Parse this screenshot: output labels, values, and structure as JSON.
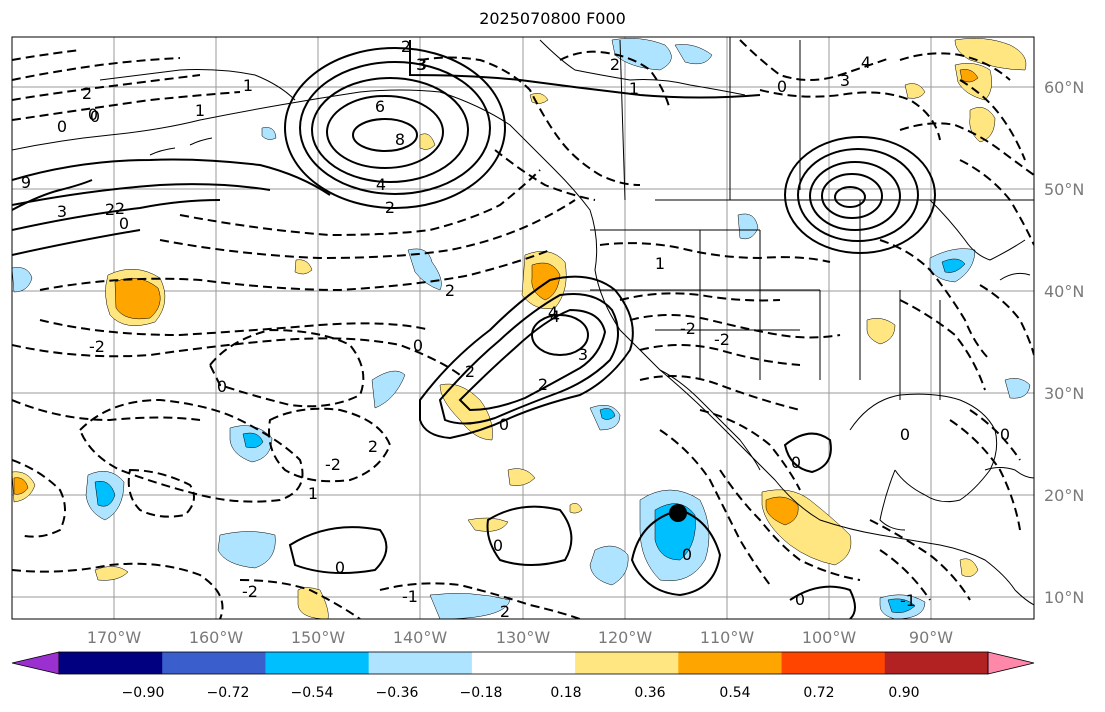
{
  "title": "2025070800 F000",
  "lon_labels": [
    "170°W",
    "160°W",
    "150°W",
    "140°W",
    "130°W",
    "120°W",
    "110°W",
    "100°W",
    "90°W"
  ],
  "lat_labels": [
    "60°N",
    "50°N",
    "40°N",
    "30°N",
    "20°N",
    "10°N"
  ],
  "colorbar": {
    "ticks": [
      "−0.90",
      "−0.72",
      "−0.54",
      "−0.36",
      "−0.18",
      "0.18",
      "0.36",
      "0.54",
      "0.72",
      "0.90"
    ],
    "colors": [
      "#9b30d0",
      "#000080",
      "#3a5fcd",
      "#00bfff",
      "#aee4ff",
      "#ffffff",
      "#ffe680",
      "#ffa500",
      "#ff4500",
      "#b22222",
      "#ff88aa"
    ]
  },
  "contour_labels": [
    "2",
    "3",
    "6",
    "8",
    "4",
    "2",
    "0",
    "2",
    "0",
    "2",
    "1",
    "1",
    "0",
    "9",
    "3",
    "2",
    "0",
    "-2",
    "0",
    "2",
    "4",
    "3",
    "2",
    "0",
    "2",
    "-2",
    "2",
    "1",
    "0",
    "-2",
    "-1",
    "0",
    "2",
    "0",
    "1",
    "4",
    "3",
    "0",
    "-2",
    "-2",
    "-1",
    "0",
    "0",
    "0",
    "2",
    "3",
    "4",
    "0",
    "1",
    "0"
  ],
  "marker": "storm-center"
}
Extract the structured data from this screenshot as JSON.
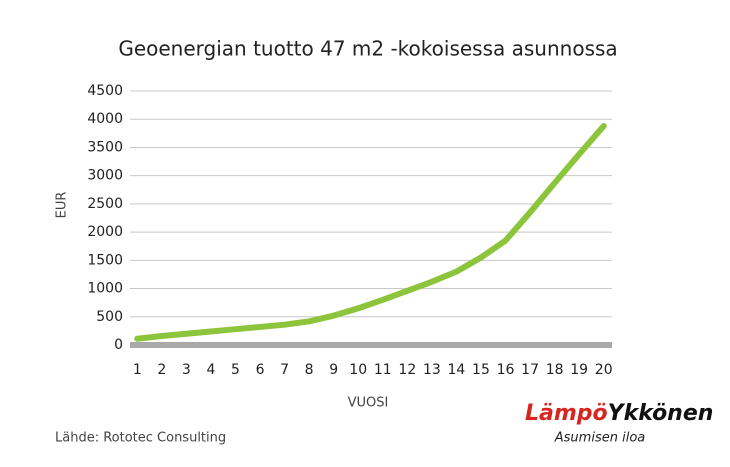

┄┄┄┄┄┄┄┄┄┄┄┄┄┄┄┄┄┄┄┄

== Problem details ==
In the entries above, find every line with the word "JSON" and list it.

== Output ==
Parse this screenshot: output labels, values, and structure as JSON.
Extract the structured data from this screenshot as JSON.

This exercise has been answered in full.